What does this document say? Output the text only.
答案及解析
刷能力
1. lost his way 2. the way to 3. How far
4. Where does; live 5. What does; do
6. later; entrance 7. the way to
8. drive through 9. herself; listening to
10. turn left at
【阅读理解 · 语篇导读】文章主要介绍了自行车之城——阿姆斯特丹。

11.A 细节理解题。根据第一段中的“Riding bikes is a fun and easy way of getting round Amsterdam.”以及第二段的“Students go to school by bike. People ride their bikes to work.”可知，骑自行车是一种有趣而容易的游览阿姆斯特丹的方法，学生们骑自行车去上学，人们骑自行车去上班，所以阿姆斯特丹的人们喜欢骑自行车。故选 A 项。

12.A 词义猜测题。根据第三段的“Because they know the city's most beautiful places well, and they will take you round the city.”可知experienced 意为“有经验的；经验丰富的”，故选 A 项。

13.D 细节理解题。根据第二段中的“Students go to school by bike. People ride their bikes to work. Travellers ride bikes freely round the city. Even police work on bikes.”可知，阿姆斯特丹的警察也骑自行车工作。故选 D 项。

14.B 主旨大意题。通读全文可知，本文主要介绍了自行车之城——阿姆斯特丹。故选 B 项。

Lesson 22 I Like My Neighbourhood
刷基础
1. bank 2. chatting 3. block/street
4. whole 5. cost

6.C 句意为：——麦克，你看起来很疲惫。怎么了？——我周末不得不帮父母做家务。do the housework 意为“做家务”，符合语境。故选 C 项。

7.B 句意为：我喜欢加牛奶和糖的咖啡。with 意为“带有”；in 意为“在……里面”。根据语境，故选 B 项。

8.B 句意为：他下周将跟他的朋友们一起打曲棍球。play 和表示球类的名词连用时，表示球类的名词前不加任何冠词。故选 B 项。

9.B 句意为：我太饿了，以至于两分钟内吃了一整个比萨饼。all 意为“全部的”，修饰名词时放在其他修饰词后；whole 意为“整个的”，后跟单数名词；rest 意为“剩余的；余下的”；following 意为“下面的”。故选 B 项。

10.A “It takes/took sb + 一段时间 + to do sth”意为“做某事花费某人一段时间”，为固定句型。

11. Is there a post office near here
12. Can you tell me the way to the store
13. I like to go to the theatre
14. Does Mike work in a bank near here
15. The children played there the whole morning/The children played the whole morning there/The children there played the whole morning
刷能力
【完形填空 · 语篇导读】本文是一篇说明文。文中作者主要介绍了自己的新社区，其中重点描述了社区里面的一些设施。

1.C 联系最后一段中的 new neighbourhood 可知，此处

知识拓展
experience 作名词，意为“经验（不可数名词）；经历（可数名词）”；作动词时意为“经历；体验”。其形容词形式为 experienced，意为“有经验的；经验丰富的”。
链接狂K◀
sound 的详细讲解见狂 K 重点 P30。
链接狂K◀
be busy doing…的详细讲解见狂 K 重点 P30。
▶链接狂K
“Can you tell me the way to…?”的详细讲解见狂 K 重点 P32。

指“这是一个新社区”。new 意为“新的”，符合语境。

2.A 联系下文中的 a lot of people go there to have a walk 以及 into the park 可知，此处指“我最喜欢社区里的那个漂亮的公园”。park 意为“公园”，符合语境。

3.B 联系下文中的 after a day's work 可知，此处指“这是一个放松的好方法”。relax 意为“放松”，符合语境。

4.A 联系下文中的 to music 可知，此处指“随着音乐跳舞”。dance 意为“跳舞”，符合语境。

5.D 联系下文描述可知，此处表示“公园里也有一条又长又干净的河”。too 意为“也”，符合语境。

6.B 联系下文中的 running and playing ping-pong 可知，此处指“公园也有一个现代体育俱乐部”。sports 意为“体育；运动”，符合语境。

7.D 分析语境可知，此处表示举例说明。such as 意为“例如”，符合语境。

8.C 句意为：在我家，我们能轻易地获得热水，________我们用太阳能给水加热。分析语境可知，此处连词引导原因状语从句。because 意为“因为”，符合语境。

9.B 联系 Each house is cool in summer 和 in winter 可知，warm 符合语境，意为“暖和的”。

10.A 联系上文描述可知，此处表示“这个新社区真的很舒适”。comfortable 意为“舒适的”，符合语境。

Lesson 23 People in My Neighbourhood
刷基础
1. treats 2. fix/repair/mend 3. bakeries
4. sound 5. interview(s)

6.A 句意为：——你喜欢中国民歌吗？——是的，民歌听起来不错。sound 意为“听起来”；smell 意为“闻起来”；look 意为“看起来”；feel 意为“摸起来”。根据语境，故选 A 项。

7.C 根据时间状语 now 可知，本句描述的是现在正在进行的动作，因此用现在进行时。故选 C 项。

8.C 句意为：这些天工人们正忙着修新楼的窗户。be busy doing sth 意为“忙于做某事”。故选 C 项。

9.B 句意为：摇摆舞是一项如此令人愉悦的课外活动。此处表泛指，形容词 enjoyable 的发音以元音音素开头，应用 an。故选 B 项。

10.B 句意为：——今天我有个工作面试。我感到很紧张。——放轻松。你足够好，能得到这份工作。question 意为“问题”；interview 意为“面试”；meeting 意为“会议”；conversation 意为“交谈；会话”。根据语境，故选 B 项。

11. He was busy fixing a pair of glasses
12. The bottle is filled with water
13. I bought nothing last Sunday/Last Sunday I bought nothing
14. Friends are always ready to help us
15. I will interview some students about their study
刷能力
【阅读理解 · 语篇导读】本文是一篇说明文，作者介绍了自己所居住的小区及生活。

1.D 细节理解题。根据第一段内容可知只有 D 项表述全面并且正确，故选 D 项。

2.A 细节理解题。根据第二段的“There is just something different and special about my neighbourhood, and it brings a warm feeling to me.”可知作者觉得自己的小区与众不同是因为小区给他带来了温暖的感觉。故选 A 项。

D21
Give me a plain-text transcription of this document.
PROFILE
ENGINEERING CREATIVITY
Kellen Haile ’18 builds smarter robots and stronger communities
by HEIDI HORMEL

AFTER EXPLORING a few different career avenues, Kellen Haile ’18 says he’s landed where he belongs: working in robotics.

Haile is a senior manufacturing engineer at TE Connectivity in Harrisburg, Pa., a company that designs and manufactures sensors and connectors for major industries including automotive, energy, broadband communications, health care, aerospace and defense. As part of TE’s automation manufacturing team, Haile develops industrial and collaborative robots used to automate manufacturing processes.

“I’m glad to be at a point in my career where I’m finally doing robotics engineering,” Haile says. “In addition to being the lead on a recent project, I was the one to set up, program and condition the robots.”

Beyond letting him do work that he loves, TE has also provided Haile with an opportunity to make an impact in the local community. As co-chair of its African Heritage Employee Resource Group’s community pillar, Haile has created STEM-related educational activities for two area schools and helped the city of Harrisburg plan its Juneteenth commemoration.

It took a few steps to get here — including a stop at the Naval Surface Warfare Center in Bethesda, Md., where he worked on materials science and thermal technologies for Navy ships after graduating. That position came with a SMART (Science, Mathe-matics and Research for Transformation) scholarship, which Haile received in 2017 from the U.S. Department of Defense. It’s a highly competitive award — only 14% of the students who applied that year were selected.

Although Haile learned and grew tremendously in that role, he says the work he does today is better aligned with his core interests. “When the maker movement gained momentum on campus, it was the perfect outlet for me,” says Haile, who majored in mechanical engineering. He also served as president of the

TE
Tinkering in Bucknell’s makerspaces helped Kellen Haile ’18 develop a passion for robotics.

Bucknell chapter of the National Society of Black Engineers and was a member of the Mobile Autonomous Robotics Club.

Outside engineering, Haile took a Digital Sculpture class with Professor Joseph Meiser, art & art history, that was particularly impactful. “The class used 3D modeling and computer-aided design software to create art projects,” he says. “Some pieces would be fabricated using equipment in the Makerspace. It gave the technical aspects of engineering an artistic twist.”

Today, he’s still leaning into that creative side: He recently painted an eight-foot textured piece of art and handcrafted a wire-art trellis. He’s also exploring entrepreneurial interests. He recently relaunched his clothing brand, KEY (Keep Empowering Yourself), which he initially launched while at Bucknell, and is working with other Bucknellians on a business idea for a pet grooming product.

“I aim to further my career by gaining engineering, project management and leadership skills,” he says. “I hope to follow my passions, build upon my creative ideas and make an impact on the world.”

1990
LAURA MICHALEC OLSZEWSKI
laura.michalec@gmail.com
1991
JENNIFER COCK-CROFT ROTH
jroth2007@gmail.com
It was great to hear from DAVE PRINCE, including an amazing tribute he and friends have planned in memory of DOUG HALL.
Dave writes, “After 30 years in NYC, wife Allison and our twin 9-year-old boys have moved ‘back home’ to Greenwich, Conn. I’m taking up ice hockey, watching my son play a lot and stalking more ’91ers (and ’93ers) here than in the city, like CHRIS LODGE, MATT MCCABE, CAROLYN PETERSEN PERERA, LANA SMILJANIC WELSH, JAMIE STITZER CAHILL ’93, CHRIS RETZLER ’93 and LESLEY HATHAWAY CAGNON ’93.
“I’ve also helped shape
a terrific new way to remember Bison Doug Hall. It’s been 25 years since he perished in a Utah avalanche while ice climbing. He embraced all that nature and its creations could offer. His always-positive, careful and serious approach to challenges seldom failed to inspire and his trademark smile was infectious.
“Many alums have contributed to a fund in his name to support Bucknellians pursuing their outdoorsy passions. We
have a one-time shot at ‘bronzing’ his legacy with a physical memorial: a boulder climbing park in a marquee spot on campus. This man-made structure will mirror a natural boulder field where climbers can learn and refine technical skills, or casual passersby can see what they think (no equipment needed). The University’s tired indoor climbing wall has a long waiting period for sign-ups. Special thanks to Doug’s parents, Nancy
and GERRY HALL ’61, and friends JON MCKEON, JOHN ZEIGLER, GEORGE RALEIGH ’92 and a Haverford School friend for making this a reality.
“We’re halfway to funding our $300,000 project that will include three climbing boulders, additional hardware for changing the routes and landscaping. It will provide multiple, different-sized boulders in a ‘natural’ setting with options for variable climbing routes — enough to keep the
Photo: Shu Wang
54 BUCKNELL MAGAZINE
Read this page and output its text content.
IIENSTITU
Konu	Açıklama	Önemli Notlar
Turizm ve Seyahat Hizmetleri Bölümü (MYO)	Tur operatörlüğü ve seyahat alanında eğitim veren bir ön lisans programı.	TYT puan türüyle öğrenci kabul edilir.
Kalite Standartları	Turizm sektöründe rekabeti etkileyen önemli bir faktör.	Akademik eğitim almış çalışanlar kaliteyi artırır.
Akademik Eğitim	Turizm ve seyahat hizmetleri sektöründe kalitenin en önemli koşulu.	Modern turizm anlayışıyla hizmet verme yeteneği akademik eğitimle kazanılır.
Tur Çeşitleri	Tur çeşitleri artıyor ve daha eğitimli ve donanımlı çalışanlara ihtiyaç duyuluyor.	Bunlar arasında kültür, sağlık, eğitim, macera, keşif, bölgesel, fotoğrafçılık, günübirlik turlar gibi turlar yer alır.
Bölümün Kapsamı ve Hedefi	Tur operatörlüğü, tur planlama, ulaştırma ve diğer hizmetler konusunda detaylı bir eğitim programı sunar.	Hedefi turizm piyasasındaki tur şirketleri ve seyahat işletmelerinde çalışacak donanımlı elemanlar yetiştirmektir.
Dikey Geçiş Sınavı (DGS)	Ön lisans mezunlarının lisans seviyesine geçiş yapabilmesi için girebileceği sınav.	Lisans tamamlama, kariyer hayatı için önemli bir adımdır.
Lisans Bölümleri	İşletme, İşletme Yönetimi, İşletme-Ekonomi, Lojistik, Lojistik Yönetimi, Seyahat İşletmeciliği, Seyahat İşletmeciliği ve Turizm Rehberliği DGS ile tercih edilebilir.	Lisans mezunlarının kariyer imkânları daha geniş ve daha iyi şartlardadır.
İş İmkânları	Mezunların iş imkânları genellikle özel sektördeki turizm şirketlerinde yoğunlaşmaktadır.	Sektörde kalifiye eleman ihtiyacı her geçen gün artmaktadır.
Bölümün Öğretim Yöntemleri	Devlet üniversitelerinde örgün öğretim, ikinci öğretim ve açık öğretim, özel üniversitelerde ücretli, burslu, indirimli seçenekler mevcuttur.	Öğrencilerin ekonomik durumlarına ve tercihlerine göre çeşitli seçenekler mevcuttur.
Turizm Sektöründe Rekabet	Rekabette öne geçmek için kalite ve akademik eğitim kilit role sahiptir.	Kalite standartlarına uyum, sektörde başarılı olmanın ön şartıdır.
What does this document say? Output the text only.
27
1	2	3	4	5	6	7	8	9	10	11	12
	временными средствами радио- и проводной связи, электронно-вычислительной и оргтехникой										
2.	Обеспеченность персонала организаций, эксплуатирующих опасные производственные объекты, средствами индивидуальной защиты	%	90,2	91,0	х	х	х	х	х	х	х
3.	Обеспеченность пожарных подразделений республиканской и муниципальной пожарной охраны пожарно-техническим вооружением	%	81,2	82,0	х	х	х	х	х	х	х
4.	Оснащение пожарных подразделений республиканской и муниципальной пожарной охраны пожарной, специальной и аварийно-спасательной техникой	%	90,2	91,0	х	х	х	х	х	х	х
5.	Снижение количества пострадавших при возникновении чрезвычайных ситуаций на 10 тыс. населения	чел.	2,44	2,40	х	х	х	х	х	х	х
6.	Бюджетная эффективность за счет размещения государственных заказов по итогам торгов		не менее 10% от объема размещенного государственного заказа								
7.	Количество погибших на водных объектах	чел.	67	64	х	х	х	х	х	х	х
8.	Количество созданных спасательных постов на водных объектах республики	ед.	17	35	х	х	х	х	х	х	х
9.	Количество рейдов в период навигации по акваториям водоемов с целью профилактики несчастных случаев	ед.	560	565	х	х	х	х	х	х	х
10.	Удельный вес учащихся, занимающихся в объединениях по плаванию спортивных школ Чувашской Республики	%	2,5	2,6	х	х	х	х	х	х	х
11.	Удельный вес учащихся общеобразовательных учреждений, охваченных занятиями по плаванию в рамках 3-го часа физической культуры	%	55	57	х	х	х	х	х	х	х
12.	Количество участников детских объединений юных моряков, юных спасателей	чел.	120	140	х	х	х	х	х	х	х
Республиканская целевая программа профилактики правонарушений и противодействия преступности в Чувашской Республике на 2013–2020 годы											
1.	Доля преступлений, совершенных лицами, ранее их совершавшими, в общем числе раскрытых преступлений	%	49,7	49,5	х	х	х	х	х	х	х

■ YOUR INSTRUCTIONS: Report every line containing the word "özel" from the listing above.

■ CORRECT ANSWER:
İş İmkânları	Mezunların iş imkânları genellikle özel sektördeki turizm şirketlerinde yoğunlaşmaktadır.	Sektörde kalifiye eleman ihtiyacı her geçen gün artmaktadır.
Bölümün Öğretim Yöntemleri	Devlet üniversitelerinde örgün öğretim, ikinci öğretim ve açık öğretim, özel üniversitelerde ücretli, burslu, indirimli seçenekler mevcuttur.	Öğrencilerin ekonomik durumlarına ve tercihlerine göre çeşitli seçenekler mevcuttur.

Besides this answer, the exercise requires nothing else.